What is required
Write the material out again exactly as it stands.

— start Given data —

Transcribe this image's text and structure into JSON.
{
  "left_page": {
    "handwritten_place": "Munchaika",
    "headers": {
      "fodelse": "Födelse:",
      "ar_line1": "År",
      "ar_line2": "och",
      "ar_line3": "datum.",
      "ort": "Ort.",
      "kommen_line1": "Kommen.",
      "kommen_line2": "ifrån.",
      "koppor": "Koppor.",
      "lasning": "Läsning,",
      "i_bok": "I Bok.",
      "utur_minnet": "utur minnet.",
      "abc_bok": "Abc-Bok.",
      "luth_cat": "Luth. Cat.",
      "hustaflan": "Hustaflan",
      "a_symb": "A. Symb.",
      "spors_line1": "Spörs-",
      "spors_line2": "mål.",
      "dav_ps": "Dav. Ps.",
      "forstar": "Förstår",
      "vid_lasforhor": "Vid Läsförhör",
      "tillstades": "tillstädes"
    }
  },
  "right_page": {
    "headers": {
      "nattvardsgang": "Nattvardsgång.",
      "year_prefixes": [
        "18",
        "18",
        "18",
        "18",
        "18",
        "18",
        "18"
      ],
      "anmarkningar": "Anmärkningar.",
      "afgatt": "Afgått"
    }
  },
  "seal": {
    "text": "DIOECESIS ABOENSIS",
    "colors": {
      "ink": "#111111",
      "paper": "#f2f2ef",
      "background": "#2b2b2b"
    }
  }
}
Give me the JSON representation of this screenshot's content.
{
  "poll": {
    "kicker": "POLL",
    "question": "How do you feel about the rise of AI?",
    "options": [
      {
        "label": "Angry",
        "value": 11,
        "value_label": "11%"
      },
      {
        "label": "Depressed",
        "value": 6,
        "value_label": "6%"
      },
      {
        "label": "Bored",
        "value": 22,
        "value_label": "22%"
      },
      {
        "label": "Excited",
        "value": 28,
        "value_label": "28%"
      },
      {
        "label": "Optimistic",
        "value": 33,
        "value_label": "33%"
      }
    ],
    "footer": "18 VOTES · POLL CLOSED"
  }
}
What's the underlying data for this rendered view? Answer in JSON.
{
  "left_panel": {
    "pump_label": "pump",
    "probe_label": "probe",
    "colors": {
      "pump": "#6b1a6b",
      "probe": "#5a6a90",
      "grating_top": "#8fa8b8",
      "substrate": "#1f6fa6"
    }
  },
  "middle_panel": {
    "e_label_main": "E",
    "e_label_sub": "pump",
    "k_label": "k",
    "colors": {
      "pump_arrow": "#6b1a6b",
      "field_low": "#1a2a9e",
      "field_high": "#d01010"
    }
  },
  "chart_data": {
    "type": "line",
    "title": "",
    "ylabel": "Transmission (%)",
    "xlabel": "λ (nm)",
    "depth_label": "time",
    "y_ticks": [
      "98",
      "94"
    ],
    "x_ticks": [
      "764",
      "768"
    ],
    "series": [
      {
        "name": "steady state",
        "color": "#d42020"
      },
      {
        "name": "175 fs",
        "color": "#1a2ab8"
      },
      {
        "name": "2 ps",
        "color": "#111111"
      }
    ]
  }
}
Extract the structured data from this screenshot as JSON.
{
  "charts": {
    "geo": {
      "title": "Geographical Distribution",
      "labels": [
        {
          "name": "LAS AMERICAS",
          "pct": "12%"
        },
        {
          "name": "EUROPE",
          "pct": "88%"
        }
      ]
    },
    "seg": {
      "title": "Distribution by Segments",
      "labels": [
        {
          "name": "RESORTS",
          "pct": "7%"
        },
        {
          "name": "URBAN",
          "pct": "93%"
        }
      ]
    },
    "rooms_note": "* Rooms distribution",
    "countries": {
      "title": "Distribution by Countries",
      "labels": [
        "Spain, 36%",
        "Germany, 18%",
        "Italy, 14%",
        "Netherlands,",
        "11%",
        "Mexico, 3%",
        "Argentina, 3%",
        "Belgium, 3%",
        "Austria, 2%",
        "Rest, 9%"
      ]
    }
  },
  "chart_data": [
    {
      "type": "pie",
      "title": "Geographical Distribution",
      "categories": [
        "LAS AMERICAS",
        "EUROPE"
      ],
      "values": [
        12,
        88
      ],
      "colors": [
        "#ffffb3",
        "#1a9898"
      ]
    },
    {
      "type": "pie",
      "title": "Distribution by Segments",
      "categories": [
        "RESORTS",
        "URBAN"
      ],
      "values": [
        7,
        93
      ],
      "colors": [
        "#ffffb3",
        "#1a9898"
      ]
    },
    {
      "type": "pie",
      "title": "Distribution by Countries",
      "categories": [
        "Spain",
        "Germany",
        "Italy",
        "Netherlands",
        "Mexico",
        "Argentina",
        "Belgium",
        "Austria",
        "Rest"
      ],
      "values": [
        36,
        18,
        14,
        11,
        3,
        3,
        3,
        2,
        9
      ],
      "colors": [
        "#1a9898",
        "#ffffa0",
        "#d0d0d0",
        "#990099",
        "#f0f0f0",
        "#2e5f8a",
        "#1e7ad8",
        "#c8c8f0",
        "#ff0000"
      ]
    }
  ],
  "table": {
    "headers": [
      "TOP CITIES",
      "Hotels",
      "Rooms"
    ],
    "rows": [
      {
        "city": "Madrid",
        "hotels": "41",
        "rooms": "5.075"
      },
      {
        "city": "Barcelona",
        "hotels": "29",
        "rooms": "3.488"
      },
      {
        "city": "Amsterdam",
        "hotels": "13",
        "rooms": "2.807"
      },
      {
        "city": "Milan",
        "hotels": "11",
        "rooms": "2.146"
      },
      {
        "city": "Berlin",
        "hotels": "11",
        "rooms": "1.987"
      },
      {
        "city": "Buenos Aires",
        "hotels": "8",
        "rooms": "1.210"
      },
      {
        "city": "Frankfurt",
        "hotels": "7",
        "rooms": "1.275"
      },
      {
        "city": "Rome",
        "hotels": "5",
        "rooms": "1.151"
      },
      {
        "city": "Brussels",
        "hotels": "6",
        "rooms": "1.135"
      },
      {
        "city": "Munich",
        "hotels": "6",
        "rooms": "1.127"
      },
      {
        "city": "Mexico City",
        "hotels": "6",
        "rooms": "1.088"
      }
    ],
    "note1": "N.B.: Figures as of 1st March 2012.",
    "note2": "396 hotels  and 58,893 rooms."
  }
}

— end Given data —

The completed task
Transcribe this image's text and structure into JSON.
{
  "left_page": {
    "handwritten_place": "Munchaika",
    "headers": {
      "fodelse": "Födelse:",
      "ar_line1": "År",
      "ar_line2": "och",
      "ar_line3": "datum.",
      "ort": "Ort.",
      "kommen_line1": "Kommen.",
      "kommen_line2": "ifrån.",
      "koppor": "Koppor.",
      "lasning": "Läsning,",
      "i_bok": "I Bok.",
      "utur_minnet": "utur minnet.",
      "abc_bok": "Abc-Bok.",
      "luth_cat": "Luth. Cat.",
      "hustaflan": "Hustaflan",
      "a_symb": "A. Symb.",
      "spors_line1": "Spörs-",
      "spors_line2": "mål.",
      "dav_ps": "Dav. Ps.",
      "forstar": "Förstår",
      "vid_lasforhor": "Vid Läsförhör",
      "tillstades": "tillstädes"
    }
  },
  "right_page": {
    "headers": {
      "nattvardsgang": "Nattvardsgång.",
      "year_prefixes": [
        "18",
        "18",
        "18",
        "18",
        "18",
        "18",
        "18"
      ],
      "anmarkningar": "Anmärkningar.",
      "afgatt": "Afgått"
    }
  },
  "seal": {
    "text": "DIOECESIS ABOENSIS",
    "colors": {
      "ink": "#111111",
      "paper": "#f2f2ef",
      "background": "#2b2b2b"
    }
  }
}
Give me the JSON representation of this screenshot's content.
{
  "poll": {
    "kicker": "POLL",
    "question": "How do you feel about the rise of AI?",
    "options": [
      {
        "label": "Angry",
        "value": 11,
        "value_label": "11%"
      },
      {
        "label": "Depressed",
        "value": 6,
        "value_label": "6%"
      },
      {
        "label": "Bored",
        "value": 22,
        "value_label": "22%"
      },
      {
        "label": "Excited",
        "value": 28,
        "value_label": "28%"
      },
      {
        "label": "Optimistic",
        "value": 33,
        "value_label": "33%"
      }
    ],
    "footer": "18 VOTES · POLL CLOSED"
  }
}
What's the underlying data for this rendered view? Answer in JSON.
{
  "left_panel": {
    "pump_label": "pump",
    "probe_label": "probe",
    "colors": {
      "pump": "#6b1a6b",
      "probe": "#5a6a90",
      "grating_top": "#8fa8b8",
      "substrate": "#1f6fa6"
    }
  },
  "middle_panel": {
    "e_label_main": "E",
    "e_label_sub": "pump",
    "k_label": "k",
    "colors": {
      "pump_arrow": "#6b1a6b",
      "field_low": "#1a2a9e",
      "field_high": "#d01010"
    }
  },
  "chart_data": {
    "type": "line",
    "title": "",
    "ylabel": "Transmission (%)",
    "xlabel": "λ (nm)",
    "depth_label": "time",
    "y_ticks": [
      "98",
      "94"
    ],
    "x_ticks": [
      "764",
      "768"
    ],
    "series": [
      {
        "name": "steady state",
        "color": "#d42020"
      },
      {
        "name": "175 fs",
        "color": "#1a2ab8"
      },
      {
        "name": "2 ps",
        "color": "#111111"
      }
    ]
  }
}
Extract the structured data from this screenshot as JSON.
{
  "charts": {
    "geo": {
      "title": "Geographical Distribution",
      "labels": [
        {
          "name": "LAS AMERICAS",
          "pct": "12%"
        },
        {
          "name": "EUROPE",
          "pct": "88%"
        }
      ]
    },
    "seg": {
      "title": "Distribution by Segments",
      "labels": [
        {
          "name": "RESORTS",
          "pct": "7%"
        },
        {
          "name": "URBAN",
          "pct": "93%"
        }
      ]
    },
    "rooms_note": "* Rooms distribution",
    "countries": {
      "title": "Distribution by Countries",
      "labels": [
        "Spain, 36%",
        "Germany, 18%",
        "Italy, 14%",
        "Netherlands,",
        "11%",
        "Mexico, 3%",
        "Argentina, 3%",
        "Belgium, 3%",
        "Austria, 2%",
        "Rest, 9%"
      ]
    }
  },
  "chart_data": [
    {
      "type": "pie",
      "title": "Geographical Distribution",
      "categories": [
        "LAS AMERICAS",
        "EUROPE"
      ],
      "values": [
        12,
        88
      ],
      "colors": [
        "#ffffb3",
        "#1a9898"
      ]
    },
    {
      "type": "pie",
      "title": "Distribution by Segments",
      "categories": [
        "RESORTS",
        "URBAN"
      ],
      "values": [
        7,
        93
      ],
      "colors": [
        "#ffffb3",
        "#1a9898"
      ]
    },
    {
      "type": "pie",
      "title": "Distribution by Countries",
      "categories": [
        "Spain",
        "Germany",
        "Italy",
        "Netherlands",
        "Mexico",
        "Argentina",
        "Belgium",
        "Austria",
        "Rest"
      ],
      "values": [
        36,
        18,
        14,
        11,
        3,
        3,
        3,
        2,
        9
      ],
      "colors": [
        "#1a9898",
        "#ffffa0",
        "#d0d0d0",
        "#990099",
        "#f0f0f0",
        "#2e5f8a",
        "#1e7ad8",
        "#c8c8f0",
        "#ff0000"
      ]
    }
  ],
  "table": {
    "headers": [
      "TOP CITIES",
      "Hotels",
      "Rooms"
    ],
    "rows": [
      {
        "city": "Madrid",
        "hotels": "41",
        "rooms": "5.075"
      },
      {
        "city": "Barcelona",
        "hotels": "29",
        "rooms": "3.488"
      },
      {
        "city": "Amsterdam",
        "hotels": "13",
        "rooms": "2.807"
      },
      {
        "city": "Milan",
        "hotels": "11",
        "rooms": "2.146"
      },
      {
        "city": "Berlin",
        "hotels": "11",
        "rooms": "1.987"
      },
      {
        "city": "Buenos Aires",
        "hotels": "8",
        "rooms": "1.210"
      },
      {
        "city": "Frankfurt",
        "hotels": "7",
        "rooms": "1.275"
      },
      {
        "city": "Rome",
        "hotels": "5",
        "rooms": "1.151"
      },
      {
        "city": "Brussels",
        "hotels": "6",
        "rooms": "1.135"
      },
      {
        "city": "Munich",
        "hotels": "6",
        "rooms": "1.127"
      },
      {
        "city": "Mexico City",
        "hotels": "6",
        "rooms": "1.088"
      }
    ],
    "note1": "N.B.: Figures as of 1st March 2012.",
    "note2": "396 hotels  and 58,893 rooms."
  }
}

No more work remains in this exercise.